* GOAL OF THE EXERCISE: Could you output each line of the data that follows exactly?
"""
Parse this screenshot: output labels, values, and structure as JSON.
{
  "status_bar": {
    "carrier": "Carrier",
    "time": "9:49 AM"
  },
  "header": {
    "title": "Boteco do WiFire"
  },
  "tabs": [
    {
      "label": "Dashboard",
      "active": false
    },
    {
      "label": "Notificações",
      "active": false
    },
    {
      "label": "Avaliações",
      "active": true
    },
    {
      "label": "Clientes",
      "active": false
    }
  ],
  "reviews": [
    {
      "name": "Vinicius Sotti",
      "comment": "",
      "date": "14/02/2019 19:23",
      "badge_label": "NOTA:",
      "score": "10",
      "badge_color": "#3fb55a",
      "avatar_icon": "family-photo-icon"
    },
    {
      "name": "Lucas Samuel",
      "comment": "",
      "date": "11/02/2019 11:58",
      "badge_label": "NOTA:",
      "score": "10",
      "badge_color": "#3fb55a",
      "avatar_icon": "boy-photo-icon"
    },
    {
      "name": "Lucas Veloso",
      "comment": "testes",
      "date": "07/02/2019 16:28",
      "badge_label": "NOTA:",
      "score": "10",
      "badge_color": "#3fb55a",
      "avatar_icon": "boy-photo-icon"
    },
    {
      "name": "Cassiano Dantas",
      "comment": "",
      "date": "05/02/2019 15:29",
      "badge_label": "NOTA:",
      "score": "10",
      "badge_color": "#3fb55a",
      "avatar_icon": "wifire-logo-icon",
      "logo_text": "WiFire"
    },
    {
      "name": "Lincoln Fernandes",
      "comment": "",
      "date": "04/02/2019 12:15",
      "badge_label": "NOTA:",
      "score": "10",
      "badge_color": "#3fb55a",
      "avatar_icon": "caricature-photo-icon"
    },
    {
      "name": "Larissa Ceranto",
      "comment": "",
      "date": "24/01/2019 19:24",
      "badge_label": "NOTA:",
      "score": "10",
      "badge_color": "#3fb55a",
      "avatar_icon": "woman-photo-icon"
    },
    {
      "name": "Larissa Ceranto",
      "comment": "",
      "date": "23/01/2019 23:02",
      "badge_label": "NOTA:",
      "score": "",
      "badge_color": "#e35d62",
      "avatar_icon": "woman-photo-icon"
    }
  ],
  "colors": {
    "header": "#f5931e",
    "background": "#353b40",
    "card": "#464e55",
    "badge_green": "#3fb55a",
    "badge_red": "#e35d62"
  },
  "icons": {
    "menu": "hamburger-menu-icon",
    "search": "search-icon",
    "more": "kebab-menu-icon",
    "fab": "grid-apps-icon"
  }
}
"""
* WRITTEN SOLUTION:
Parse this screenshot: output labels, values, and structure as JSON.
{
  "status_bar": {
    "carrier": "Carrier",
    "time": "9:49 AM"
  },
  "header": {
    "title": "Boteco do WiFire"
  },
  "tabs": [
    {
      "label": "Dashboard",
      "active": false
    },
    {
      "label": "Notificações",
      "active": false
    },
    {
      "label": "Avaliações",
      "active": true
    },
    {
      "label": "Clientes",
      "active": false
    }
  ],
  "reviews": [
    {
      "name": "Vinicius Sotti",
      "comment": "",
      "date": "14/02/2019 19:23",
      "badge_label": "NOTA:",
      "score": "10",
      "badge_color": "#3fb55a",
      "avatar_icon": "family-photo-icon"
    },
    {
      "name": "Lucas Samuel",
      "comment": "",
      "date": "11/02/2019 11:58",
      "badge_label": "NOTA:",
      "score": "10",
      "badge_color": "#3fb55a",
      "avatar_icon": "boy-photo-icon"
    },
    {
      "name": "Lucas Veloso",
      "comment": "testes",
      "date": "07/02/2019 16:28",
      "badge_label": "NOTA:",
      "score": "10",
      "badge_color": "#3fb55a",
      "avatar_icon": "boy-photo-icon"
    },
    {
      "name": "Cassiano Dantas",
      "comment": "",
      "date": "05/02/2019 15:29",
      "badge_label": "NOTA:",
      "score": "10",
      "badge_color": "#3fb55a",
      "avatar_icon": "wifire-logo-icon",
      "logo_text": "WiFire"
    },
    {
      "name": "Lincoln Fernandes",
      "comment": "",
      "date": "04/02/2019 12:15",
      "badge_label": "NOTA:",
      "score": "10",
      "badge_color": "#3fb55a",
      "avatar_icon": "caricature-photo-icon"
    },
    {
      "name": "Larissa Ceranto",
      "comment": "",
      "date": "24/01/2019 19:24",
      "badge_label": "NOTA:",
      "score": "10",
      "badge_color": "#3fb55a",
      "avatar_icon": "woman-photo-icon"
    },
    {
      "name": "Larissa Ceranto",
      "comment": "",
      "date": "23/01/2019 23:02",
      "badge_label": "NOTA:",
      "score": "",
      "badge_color": "#e35d62",
      "avatar_icon": "woman-photo-icon"
    }
  ],
  "colors": {
    "header": "#f5931e",
    "background": "#353b40",
    "card": "#464e55",
    "badge_green": "#3fb55a",
    "badge_red": "#e35d62"
  },
  "icons": {
    "menu": "hamburger-menu-icon",
    "search": "search-icon",
    "more": "kebab-menu-icon",
    "fab": "grid-apps-icon"
  }
}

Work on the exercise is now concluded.